_Given request_.
List each line of the data that holds the word "erősen".

_Given records_.
------------------------------------------------------------
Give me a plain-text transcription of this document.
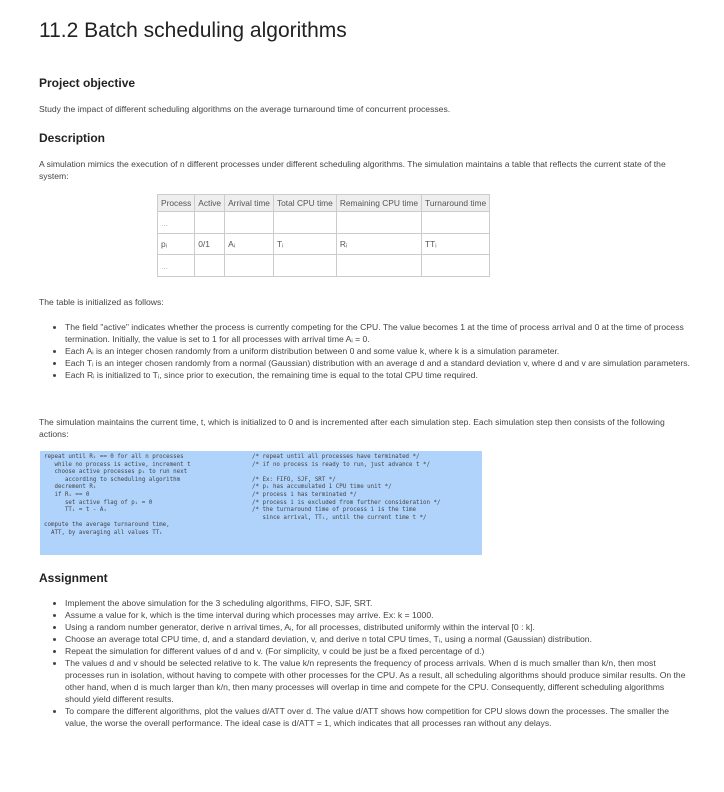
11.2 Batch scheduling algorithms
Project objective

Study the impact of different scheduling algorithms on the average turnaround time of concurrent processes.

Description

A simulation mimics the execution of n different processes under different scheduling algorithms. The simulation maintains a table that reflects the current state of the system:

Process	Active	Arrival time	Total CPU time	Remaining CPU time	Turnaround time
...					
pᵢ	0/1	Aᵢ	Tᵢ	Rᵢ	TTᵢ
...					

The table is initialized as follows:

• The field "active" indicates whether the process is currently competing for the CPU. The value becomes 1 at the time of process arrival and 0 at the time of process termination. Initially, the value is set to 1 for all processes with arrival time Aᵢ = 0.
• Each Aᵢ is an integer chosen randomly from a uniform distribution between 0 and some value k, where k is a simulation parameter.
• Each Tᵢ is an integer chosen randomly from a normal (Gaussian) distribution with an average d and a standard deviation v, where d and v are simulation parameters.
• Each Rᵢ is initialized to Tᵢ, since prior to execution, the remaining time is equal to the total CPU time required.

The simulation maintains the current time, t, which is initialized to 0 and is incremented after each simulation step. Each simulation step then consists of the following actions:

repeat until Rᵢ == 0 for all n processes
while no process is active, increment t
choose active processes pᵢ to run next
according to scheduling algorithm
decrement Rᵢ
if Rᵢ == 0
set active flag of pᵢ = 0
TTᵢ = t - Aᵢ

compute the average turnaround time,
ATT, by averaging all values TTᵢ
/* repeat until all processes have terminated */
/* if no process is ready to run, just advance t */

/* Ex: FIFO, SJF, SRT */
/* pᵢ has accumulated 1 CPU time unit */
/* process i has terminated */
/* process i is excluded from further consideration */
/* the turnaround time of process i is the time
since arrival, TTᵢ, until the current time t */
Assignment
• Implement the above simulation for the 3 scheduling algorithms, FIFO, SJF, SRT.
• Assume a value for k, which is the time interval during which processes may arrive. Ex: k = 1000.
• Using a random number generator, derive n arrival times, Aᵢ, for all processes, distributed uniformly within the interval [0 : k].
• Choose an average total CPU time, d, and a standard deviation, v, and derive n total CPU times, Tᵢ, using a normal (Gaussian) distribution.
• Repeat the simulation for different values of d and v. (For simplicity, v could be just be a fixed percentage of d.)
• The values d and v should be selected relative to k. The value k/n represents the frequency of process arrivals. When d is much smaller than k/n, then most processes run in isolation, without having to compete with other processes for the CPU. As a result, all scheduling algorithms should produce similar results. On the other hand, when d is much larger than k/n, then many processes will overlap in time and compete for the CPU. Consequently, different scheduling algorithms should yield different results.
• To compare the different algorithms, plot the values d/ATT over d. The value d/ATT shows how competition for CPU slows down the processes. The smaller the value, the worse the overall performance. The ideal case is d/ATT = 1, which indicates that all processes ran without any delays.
------------------------------------------------------------
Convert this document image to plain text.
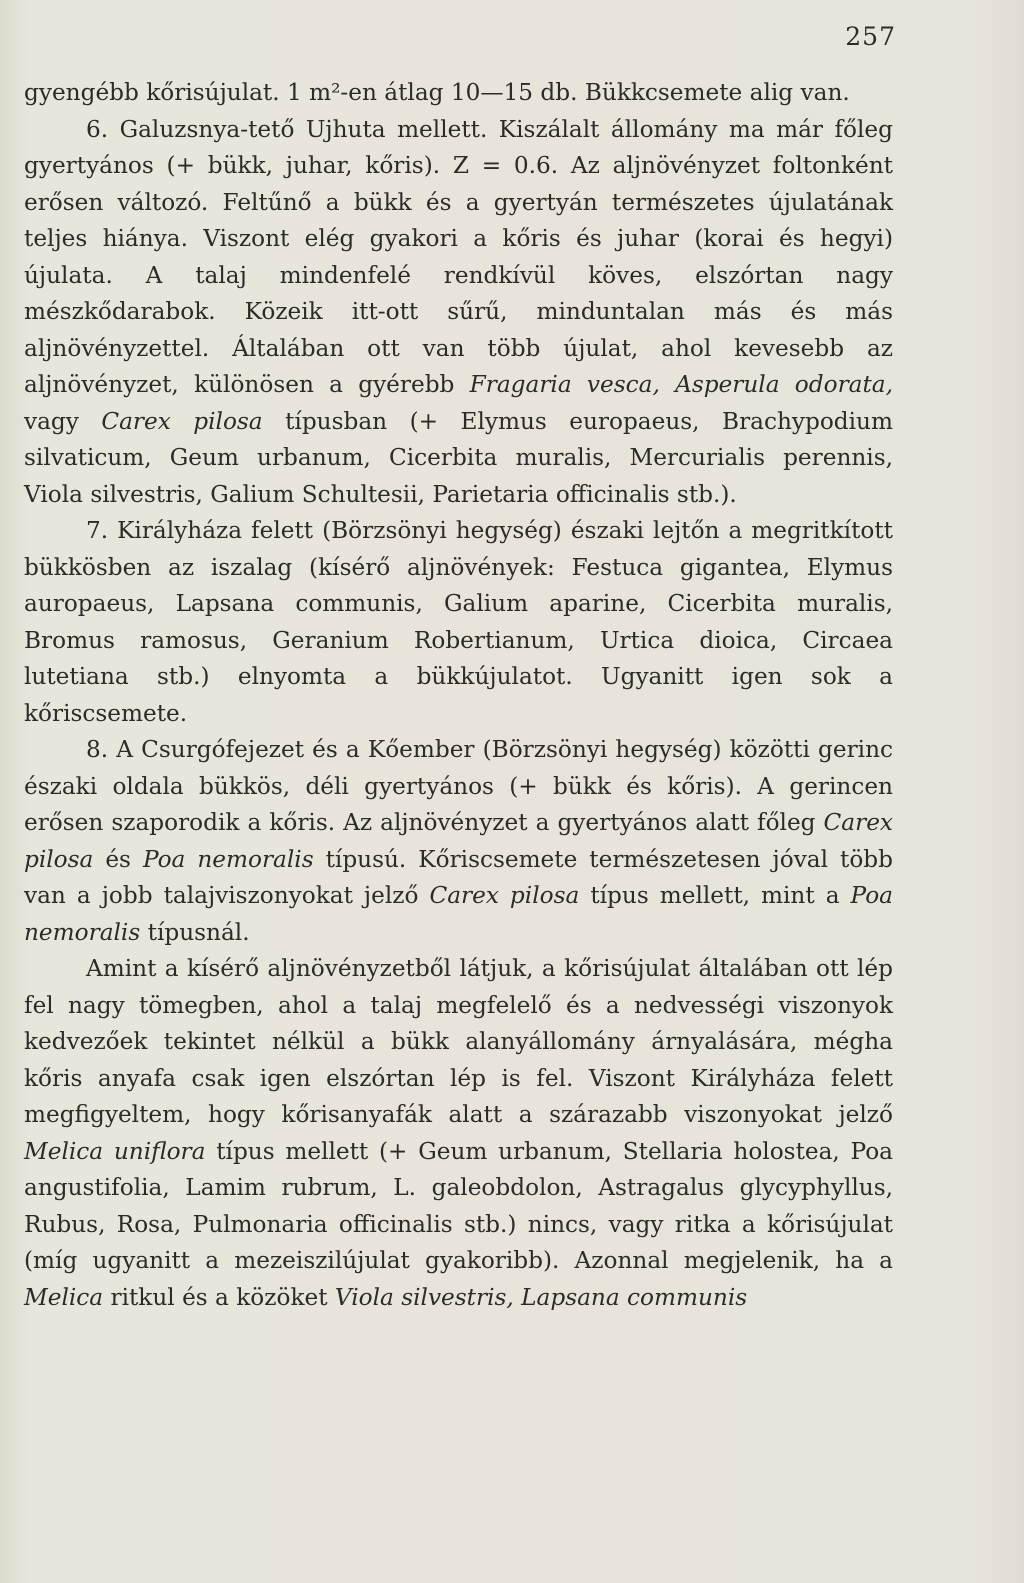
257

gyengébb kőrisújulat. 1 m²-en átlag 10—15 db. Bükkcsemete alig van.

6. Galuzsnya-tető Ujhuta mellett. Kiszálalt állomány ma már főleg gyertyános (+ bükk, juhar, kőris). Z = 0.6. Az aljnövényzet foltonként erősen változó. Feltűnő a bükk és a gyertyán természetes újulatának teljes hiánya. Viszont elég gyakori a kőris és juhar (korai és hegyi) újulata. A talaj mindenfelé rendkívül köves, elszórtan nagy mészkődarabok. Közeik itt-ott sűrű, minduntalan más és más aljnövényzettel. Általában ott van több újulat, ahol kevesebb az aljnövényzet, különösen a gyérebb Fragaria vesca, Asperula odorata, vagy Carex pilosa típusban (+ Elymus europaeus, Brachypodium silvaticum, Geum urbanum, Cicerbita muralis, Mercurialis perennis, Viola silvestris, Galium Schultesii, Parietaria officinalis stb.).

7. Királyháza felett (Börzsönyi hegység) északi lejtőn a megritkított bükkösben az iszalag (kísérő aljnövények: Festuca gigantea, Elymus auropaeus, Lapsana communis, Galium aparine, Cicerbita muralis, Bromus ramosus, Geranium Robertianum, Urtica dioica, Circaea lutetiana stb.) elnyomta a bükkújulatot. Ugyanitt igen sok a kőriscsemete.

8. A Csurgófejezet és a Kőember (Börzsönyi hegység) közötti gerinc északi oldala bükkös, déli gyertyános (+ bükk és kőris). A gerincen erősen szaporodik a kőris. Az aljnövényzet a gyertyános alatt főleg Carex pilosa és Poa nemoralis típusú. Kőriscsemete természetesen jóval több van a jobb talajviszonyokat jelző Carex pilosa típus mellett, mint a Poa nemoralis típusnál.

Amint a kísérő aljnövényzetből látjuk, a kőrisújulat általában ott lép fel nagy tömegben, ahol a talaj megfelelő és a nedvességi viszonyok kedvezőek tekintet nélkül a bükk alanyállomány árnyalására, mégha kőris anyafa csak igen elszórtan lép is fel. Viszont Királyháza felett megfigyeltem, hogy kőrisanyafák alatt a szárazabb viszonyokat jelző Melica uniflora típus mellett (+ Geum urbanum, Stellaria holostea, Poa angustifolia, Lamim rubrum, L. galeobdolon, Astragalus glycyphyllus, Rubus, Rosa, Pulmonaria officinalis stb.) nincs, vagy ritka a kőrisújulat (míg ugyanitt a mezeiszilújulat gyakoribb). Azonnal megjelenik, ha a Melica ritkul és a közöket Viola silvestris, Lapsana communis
------------------------------------------------------------
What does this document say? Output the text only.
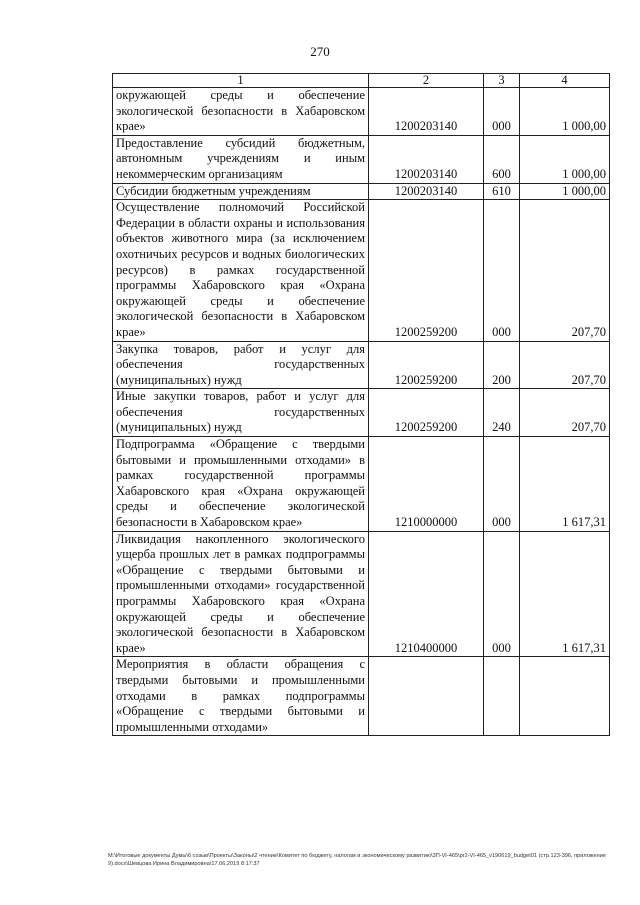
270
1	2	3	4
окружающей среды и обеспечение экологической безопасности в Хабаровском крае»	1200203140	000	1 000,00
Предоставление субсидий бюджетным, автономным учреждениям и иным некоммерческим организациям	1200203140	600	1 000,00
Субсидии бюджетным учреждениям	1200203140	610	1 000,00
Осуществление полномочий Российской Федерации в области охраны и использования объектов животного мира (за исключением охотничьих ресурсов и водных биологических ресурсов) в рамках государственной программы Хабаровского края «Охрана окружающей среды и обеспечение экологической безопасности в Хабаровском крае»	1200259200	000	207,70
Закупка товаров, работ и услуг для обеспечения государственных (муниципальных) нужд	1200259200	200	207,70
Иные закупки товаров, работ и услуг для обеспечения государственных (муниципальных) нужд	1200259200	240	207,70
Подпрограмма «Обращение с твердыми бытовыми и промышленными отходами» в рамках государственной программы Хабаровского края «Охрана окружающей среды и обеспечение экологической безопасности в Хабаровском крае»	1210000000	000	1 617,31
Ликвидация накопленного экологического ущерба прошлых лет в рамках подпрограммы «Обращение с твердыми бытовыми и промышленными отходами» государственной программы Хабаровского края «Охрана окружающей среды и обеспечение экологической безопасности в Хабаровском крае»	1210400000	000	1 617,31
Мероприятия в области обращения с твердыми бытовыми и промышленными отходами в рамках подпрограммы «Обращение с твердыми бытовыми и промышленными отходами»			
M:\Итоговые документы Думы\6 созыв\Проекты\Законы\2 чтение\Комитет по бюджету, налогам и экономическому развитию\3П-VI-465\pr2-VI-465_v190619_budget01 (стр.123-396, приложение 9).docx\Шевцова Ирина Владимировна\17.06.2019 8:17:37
------------------------------------------------------------
_Complete output_.
6. Galuzsnya-tető Ujhuta mellett. Kiszálalt állomány ma már főleg gyertyános (+ bükk, juhar, kőris). Z = 0.6. Az aljnövényzet foltonként erősen változó. Feltűnő a bükk és a gyertyán természetes újulatának teljes hiánya. Viszont elég gyakori a kőris és juhar (korai és hegyi) újulata. A talaj mindenfelé rendkívül köves, elszórtan nagy mészkődarabok. Közeik itt-ott sűrű, minduntalan más és más aljnövényzettel. Általában ott van több újulat, ahol kevesebb az aljnövényzet, különösen a gyérebb Fragaria vesca, Asperula odorata, vagy Carex pilosa típusban (+ Elymus europaeus, Brachypodium silvaticum, Geum urbanum, Cicerbita muralis, Mercurialis perennis, Viola silvestris, Galium Schultesii, Parietaria officinalis stb.).
8. A Csurgófejezet és a Kőember (Börzsönyi hegység) közötti gerinc északi oldala bükkös, déli gyertyános (+ bükk és kőris). A gerincen erősen szaporodik a kőris. Az aljnövényzet a gyertyános alatt főleg Carex pilosa és Poa nemoralis típusú. Kőriscsemete természetesen jóval több van a jobb talajviszonyokat jelző Carex pilosa típus mellett, mint a Poa nemoralis típusnál.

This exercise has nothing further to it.